» Task details:
Of all the lines in these entries, how many contain the string "Cupboard"? Give only that count.

» Figure contents as structured data:
__________________________________________________
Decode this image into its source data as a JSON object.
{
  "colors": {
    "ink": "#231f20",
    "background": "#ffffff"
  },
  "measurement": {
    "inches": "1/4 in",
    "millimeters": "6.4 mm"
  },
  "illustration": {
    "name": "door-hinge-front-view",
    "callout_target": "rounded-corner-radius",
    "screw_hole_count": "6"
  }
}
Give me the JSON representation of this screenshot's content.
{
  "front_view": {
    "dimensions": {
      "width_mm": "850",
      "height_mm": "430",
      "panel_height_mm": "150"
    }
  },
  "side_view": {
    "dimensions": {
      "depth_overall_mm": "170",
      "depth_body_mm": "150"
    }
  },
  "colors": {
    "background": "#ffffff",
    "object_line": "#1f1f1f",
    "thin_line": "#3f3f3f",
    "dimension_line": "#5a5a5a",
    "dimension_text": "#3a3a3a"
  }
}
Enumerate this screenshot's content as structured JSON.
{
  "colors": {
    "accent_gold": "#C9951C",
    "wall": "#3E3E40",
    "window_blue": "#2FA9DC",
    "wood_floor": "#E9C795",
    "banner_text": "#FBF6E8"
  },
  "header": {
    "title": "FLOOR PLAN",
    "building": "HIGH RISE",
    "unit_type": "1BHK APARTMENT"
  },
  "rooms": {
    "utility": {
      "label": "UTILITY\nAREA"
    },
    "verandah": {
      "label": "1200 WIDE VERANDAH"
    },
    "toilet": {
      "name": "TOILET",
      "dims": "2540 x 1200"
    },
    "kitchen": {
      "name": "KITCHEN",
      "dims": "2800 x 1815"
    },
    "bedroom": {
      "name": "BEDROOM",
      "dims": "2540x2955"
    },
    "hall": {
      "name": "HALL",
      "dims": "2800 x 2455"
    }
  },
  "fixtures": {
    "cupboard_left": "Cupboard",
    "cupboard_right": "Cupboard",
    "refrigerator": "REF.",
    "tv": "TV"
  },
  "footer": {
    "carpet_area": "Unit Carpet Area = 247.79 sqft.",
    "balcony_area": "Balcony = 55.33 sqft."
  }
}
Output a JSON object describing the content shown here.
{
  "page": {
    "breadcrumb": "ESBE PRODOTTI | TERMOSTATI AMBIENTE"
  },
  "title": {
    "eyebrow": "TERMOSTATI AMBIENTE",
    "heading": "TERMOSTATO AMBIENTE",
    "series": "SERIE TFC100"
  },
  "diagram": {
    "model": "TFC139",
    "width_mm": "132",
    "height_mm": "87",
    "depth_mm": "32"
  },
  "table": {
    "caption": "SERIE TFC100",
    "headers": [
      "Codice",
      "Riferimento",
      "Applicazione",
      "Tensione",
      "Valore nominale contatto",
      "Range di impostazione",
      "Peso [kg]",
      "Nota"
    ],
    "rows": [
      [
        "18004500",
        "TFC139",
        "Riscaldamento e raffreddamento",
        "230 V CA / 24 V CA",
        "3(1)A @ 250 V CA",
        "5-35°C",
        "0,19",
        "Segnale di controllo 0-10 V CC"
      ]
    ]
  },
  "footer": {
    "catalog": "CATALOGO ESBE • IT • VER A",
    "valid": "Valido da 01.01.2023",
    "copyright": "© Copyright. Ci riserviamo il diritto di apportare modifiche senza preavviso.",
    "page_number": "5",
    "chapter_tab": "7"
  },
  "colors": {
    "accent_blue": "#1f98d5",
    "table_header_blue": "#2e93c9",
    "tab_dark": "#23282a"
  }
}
__________________________________________________
» Solution:
2